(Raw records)
· · · · · · ·

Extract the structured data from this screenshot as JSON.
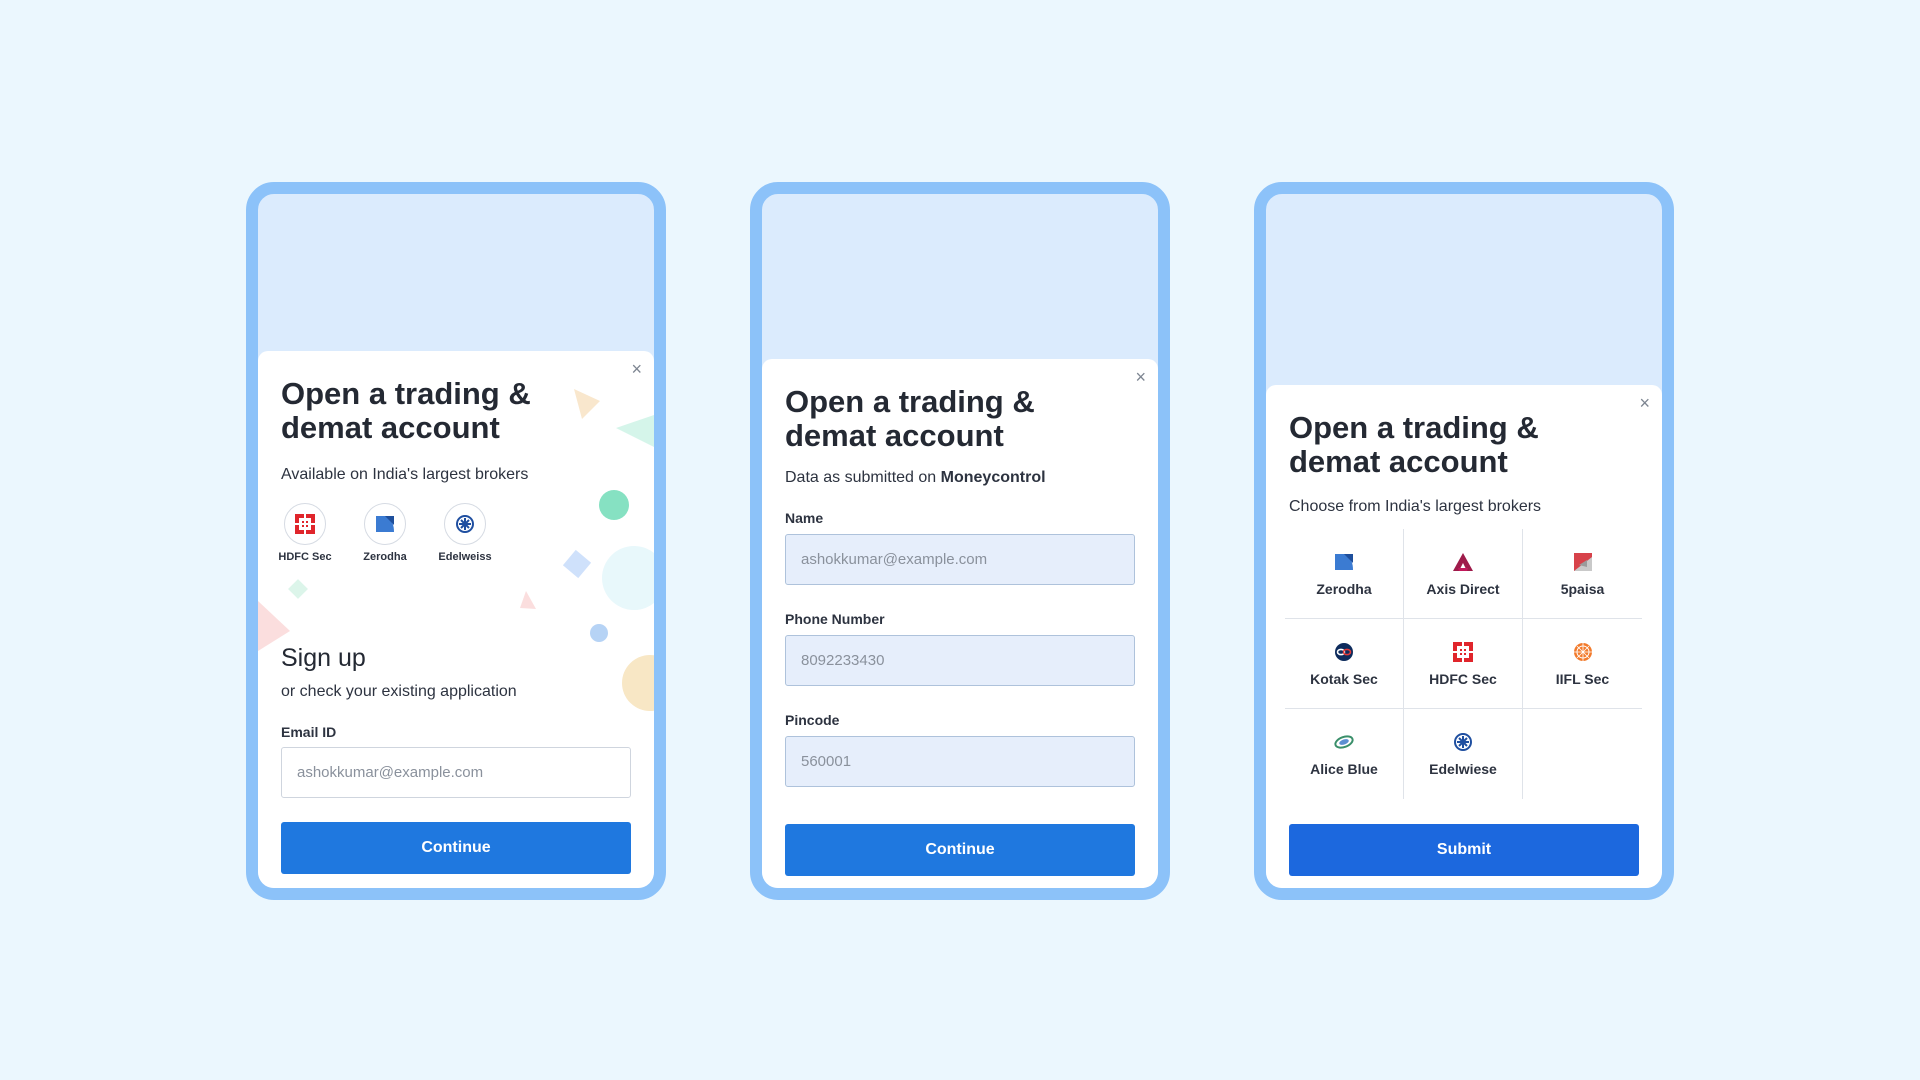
{
  "screens": [
    {
      "title": "Open a trading &\ndemat account",
      "subtitle": "Available on India's largest brokers",
      "brokers": [
        {
          "name": "HDFC Sec",
          "icon": "hdfc-icon"
        },
        {
          "name": "Zerodha",
          "icon": "zerodha-icon"
        },
        {
          "name": "Edelweiss",
          "icon": "edelweiss-icon"
        }
      ],
      "signup_title": "Sign up",
      "signup_subtitle": "or check your existing application",
      "email_label": "Email ID",
      "email_placeholder": "ashokkumar@example.com",
      "button_label": "Continue",
      "close_glyph": "×"
    },
    {
      "title": "Open a trading &\ndemat account",
      "subtitle_prefix": "Data as submitted on ",
      "subtitle_brand": "Moneycontrol",
      "name_label": "Name",
      "name_value": "ashokkumar@example.com",
      "phone_label": "Phone Number",
      "phone_value": "8092233430",
      "pincode_label": "Pincode",
      "pincode_value": "560001",
      "button_label": "Continue",
      "close_glyph": "×"
    },
    {
      "title": "Open a trading &\ndemat account",
      "subtitle": "Choose from India's largest brokers",
      "brokers": [
        {
          "name": "Zerodha",
          "icon": "zerodha-icon"
        },
        {
          "name": "Axis Direct",
          "icon": "axis-icon"
        },
        {
          "name": "5paisa",
          "icon": "5paisa-icon"
        },
        {
          "name": "Kotak Sec",
          "icon": "kotak-icon"
        },
        {
          "name": "HDFC Sec",
          "icon": "hdfc-icon"
        },
        {
          "name": "IIFL Sec",
          "icon": "iifl-icon"
        },
        {
          "name": "Alice Blue",
          "icon": "aliceblue-icon"
        },
        {
          "name": "Edelwiese",
          "icon": "edelweiss-icon"
        }
      ],
      "button_label": "Submit",
      "close_glyph": "×"
    }
  ],
  "colors": {
    "background": "#ebf7fe",
    "phone_frame": "#8cc2f9",
    "primary_button": "#1f78df",
    "submit_button": "#1c68de"
  }
}
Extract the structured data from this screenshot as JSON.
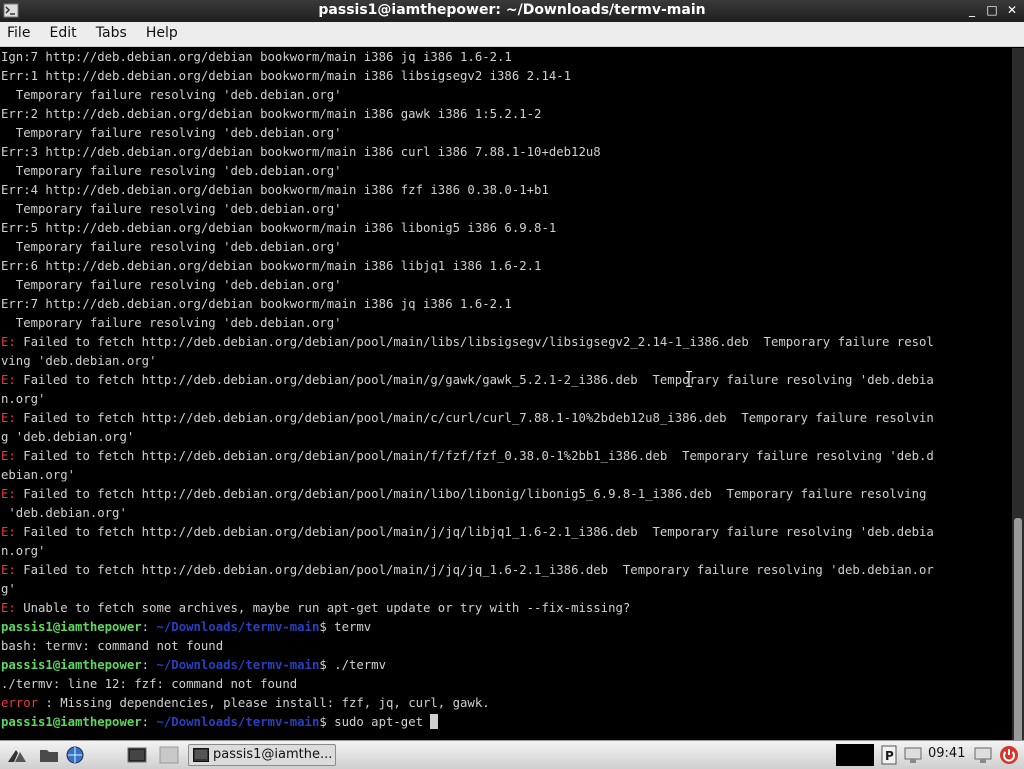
{
  "window": {
    "title": "passis1@iamthepower: ~/Downloads/termv-main",
    "minimize": "_",
    "maximize": "□",
    "close": "✕"
  },
  "menu": [
    "File",
    "Edit",
    "Tabs",
    "Help"
  ],
  "colors": {
    "error_red": "#e8383d",
    "prompt_green": "#5fd75f",
    "path_blue": "#2a3fbf"
  },
  "terminal": {
    "lines": [
      [
        {
          "t": "Ign:7 http://deb.debian.org/debian bookworm/main i386 jq i386 1.6-2.1"
        }
      ],
      [
        {
          "t": "Err:1 http://deb.debian.org/debian bookworm/main i386 libsigsegv2 i386 2.14-1"
        }
      ],
      [
        {
          "t": "  Temporary failure resolving 'deb.debian.org'"
        }
      ],
      [
        {
          "t": "Err:2 http://deb.debian.org/debian bookworm/main i386 gawk i386 1:5.2.1-2"
        }
      ],
      [
        {
          "t": "  Temporary failure resolving 'deb.debian.org'"
        }
      ],
      [
        {
          "t": "Err:3 http://deb.debian.org/debian bookworm/main i386 curl i386 7.88.1-10+deb12u8"
        }
      ],
      [
        {
          "t": "  Temporary failure resolving 'deb.debian.org'"
        }
      ],
      [
        {
          "t": "Err:4 http://deb.debian.org/debian bookworm/main i386 fzf i386 0.38.0-1+b1"
        }
      ],
      [
        {
          "t": "  Temporary failure resolving 'deb.debian.org'"
        }
      ],
      [
        {
          "t": "Err:5 http://deb.debian.org/debian bookworm/main i386 libonig5 i386 6.9.8-1"
        }
      ],
      [
        {
          "t": "  Temporary failure resolving 'deb.debian.org'"
        }
      ],
      [
        {
          "t": "Err:6 http://deb.debian.org/debian bookworm/main i386 libjq1 i386 1.6-2.1"
        }
      ],
      [
        {
          "t": "  Temporary failure resolving 'deb.debian.org'"
        }
      ],
      [
        {
          "t": "Err:7 http://deb.debian.org/debian bookworm/main i386 jq i386 1.6-2.1"
        }
      ],
      [
        {
          "t": "  Temporary failure resolving 'deb.debian.org'"
        }
      ],
      [
        {
          "t": "E:",
          "c": "red"
        },
        {
          "t": " Failed to fetch http://deb.debian.org/debian/pool/main/libs/libsigsegv/libsigsegv2_2.14-1_i386.deb  Temporary failure resol"
        }
      ],
      [
        {
          "t": "ving 'deb.debian.org'"
        }
      ],
      [
        {
          "t": "E:",
          "c": "red"
        },
        {
          "t": " Failed to fetch http://deb.debian.org/debian/pool/main/g/gawk/gawk_5.2.1-2_i386.deb  Temporary failure resolving 'deb.debia"
        }
      ],
      [
        {
          "t": "n.org'"
        }
      ],
      [
        {
          "t": "E:",
          "c": "red"
        },
        {
          "t": " Failed to fetch http://deb.debian.org/debian/pool/main/c/curl/curl_7.88.1-10%2bdeb12u8_i386.deb  Temporary failure resolvin"
        }
      ],
      [
        {
          "t": "g 'deb.debian.org'"
        }
      ],
      [
        {
          "t": "E:",
          "c": "red"
        },
        {
          "t": " Failed to fetch http://deb.debian.org/debian/pool/main/f/fzf/fzf_0.38.0-1%2bb1_i386.deb  Temporary failure resolving 'deb.d"
        }
      ],
      [
        {
          "t": "ebian.org'"
        }
      ],
      [
        {
          "t": "E:",
          "c": "red"
        },
        {
          "t": " Failed to fetch http://deb.debian.org/debian/pool/main/libo/libonig/libonig5_6.9.8-1_i386.deb  Temporary failure resolving"
        }
      ],
      [
        {
          "t": " 'deb.debian.org'"
        }
      ],
      [
        {
          "t": "E:",
          "c": "red"
        },
        {
          "t": " Failed to fetch http://deb.debian.org/debian/pool/main/j/jq/libjq1_1.6-2.1_i386.deb  Temporary failure resolving 'deb.debia"
        }
      ],
      [
        {
          "t": "n.org'"
        }
      ],
      [
        {
          "t": "E:",
          "c": "red"
        },
        {
          "t": " Failed to fetch http://deb.debian.org/debian/pool/main/j/jq/jq_1.6-2.1_i386.deb  Temporary failure resolving 'deb.debian.or"
        }
      ],
      [
        {
          "t": "g'"
        }
      ],
      [
        {
          "t": "E:",
          "c": "red"
        },
        {
          "t": " Unable to fetch some archives, maybe run apt-get update or try with --fix-missing?"
        }
      ],
      [
        {
          "t": "passis1@iamthepower",
          "c": "green"
        },
        {
          "t": ": "
        },
        {
          "t": "~/Downloads/termv-main",
          "c": "blue"
        },
        {
          "t": "$ termv"
        }
      ],
      [
        {
          "t": "bash: termv: command not found"
        }
      ],
      [
        {
          "t": "passis1@iamthepower",
          "c": "green"
        },
        {
          "t": ": "
        },
        {
          "t": "~/Downloads/termv-main",
          "c": "blue"
        },
        {
          "t": "$ ./termv"
        }
      ],
      [
        {
          "t": "./termv: line 12: fzf: command not found"
        }
      ],
      [
        {
          "t": "error",
          "c": "red"
        },
        {
          "t": " : Missing dependencies, please install: fzf, jq, curl, gawk."
        }
      ],
      [
        {
          "t": "passis1@iamthepower",
          "c": "green"
        },
        {
          "t": ": "
        },
        {
          "t": "~/Downloads/termv-main",
          "c": "blue"
        },
        {
          "t": "$ sudo apt-get "
        }
      ]
    ]
  },
  "taskbar": {
    "start_icon": "start-menu-icon",
    "launchers": [
      "file-manager-icon",
      "web-browser-icon",
      "terminal-icon",
      "blank-window-icon"
    ],
    "task_label": "passis1@iamthe...",
    "tray_icons": [
      "pager-icon",
      "network-icon",
      "volume-icon",
      "shutdown-icon"
    ],
    "clock": "09:41"
  }
}
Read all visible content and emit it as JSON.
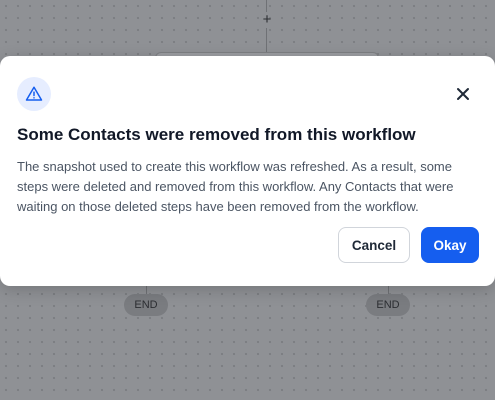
{
  "background": {
    "add_step_symbol": "+",
    "end_nodes": [
      "END",
      "END"
    ]
  },
  "dialog": {
    "icon": "warning-triangle-icon",
    "title": "Some Contacts were removed from this workflow",
    "message": "The snapshot used to create this workflow was refreshed. As a result, some steps were deleted and removed from this workflow. Any Contacts that were waiting on those deleted steps have been removed from the workflow.",
    "close_icon": "close-icon",
    "cancel_label": "Cancel",
    "okay_label": "Okay"
  },
  "colors": {
    "accent": "#155eef",
    "icon_background": "#e6edff",
    "overlay": "#8f9195"
  }
}
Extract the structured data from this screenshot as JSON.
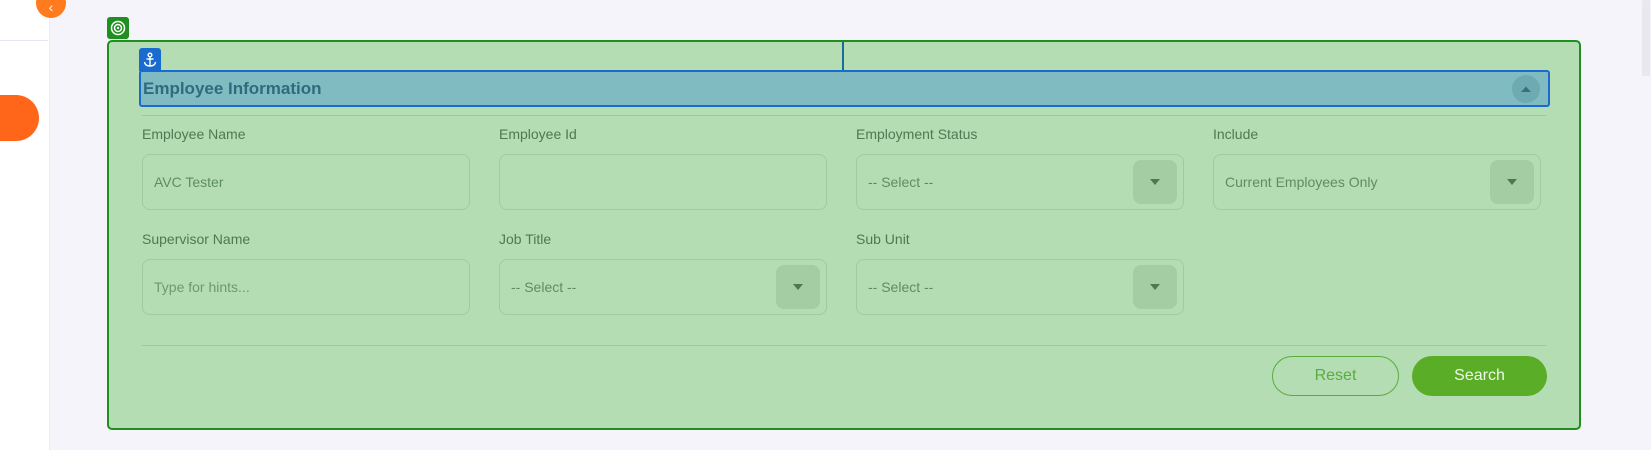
{
  "section": {
    "title": "Employee Information"
  },
  "fields": {
    "employee_name": {
      "label": "Employee Name",
      "value": "AVC Tester"
    },
    "employee_id": {
      "label": "Employee Id",
      "value": ""
    },
    "employment_status": {
      "label": "Employment Status",
      "value": "-- Select --"
    },
    "include": {
      "label": "Include",
      "value": "Current Employees Only"
    },
    "supervisor_name": {
      "label": "Supervisor Name",
      "placeholder": "Type for hints..."
    },
    "job_title": {
      "label": "Job Title",
      "value": "-- Select --"
    },
    "sub_unit": {
      "label": "Sub Unit",
      "value": "-- Select --"
    }
  },
  "actions": {
    "reset_label": "Reset",
    "search_label": "Search"
  },
  "colors": {
    "accent": "#5aad27",
    "sidebar_accent": "#ff5500",
    "highlight_green": "#1f8f1f",
    "highlight_blue": "#1a6bd0"
  },
  "icons": {
    "collapse_sidebar": "chevron-left-icon",
    "target": "target-icon",
    "anchor": "anchor-icon",
    "section_toggle": "chevron-up-icon",
    "dropdown": "caret-down-icon"
  }
}
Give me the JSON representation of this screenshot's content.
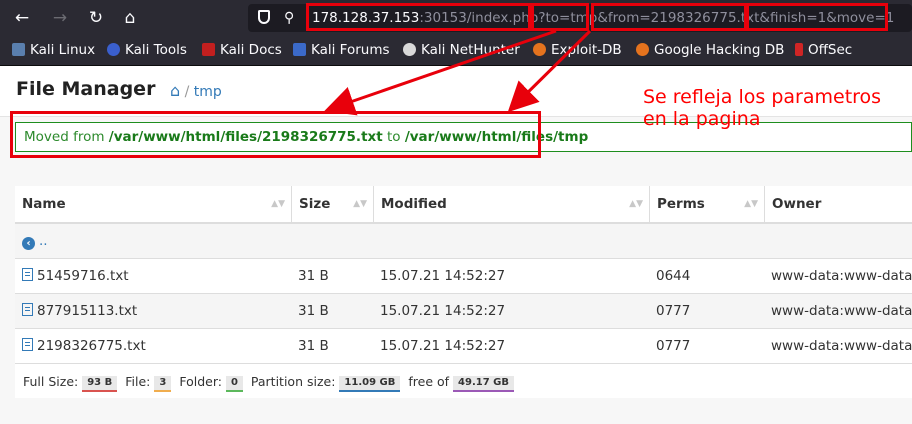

· · · · · · ·

◆ **Aim**
Report the number of lines in the listing where the string "were" appears, and nothing besides.

◆ **Final answer**
2